— START —

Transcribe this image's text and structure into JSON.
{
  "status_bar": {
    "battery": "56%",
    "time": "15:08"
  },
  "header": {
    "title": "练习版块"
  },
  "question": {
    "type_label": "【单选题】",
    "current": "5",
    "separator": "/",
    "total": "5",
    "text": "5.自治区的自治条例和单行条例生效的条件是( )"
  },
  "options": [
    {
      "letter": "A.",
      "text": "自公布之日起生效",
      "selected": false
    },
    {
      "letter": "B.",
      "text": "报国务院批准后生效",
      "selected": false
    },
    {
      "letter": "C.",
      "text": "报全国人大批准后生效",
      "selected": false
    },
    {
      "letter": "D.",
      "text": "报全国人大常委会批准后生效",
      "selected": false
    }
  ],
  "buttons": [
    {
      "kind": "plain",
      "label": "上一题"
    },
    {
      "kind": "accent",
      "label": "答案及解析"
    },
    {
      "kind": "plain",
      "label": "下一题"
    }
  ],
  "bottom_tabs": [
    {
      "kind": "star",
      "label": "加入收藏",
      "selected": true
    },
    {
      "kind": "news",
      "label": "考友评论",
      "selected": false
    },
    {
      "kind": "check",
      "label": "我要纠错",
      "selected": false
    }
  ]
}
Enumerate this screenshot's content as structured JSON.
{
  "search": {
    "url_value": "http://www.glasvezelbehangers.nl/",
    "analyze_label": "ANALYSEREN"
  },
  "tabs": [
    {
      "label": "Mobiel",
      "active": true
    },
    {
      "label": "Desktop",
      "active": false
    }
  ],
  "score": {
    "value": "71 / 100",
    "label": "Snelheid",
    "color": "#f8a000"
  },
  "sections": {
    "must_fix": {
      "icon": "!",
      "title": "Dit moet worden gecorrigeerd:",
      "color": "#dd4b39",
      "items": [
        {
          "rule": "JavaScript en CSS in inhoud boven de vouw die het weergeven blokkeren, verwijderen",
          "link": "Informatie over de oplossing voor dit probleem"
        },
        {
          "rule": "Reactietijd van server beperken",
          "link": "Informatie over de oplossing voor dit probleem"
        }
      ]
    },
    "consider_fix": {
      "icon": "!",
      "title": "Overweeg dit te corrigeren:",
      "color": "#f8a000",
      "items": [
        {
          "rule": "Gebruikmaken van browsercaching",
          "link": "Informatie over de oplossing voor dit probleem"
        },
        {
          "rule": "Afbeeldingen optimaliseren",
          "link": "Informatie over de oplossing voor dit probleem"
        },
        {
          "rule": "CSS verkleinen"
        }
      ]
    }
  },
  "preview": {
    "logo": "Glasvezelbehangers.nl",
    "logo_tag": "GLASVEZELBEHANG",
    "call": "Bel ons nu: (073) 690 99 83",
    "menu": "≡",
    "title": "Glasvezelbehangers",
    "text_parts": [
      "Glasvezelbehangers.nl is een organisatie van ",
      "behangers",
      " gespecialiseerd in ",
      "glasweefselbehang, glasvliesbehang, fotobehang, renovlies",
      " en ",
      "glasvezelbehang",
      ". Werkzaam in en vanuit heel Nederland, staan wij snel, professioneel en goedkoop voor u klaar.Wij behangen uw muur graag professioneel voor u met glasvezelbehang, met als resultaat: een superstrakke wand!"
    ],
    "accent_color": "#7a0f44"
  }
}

— END —

> TASK DIRECTIONS
Copy out each line of the listing that holds "rule".

> WORKED ANSWER
          "rule": "JavaScript en CSS in inhoud boven de vouw die het weergeven blokkeren, verwijderen",
          "rule": "Reactietijd van server beperken",
          "rule": "Gebruikmaken van browsercaching",
          "rule": "Afbeeldingen optimaliseren",
          "rule": "CSS verkleinen"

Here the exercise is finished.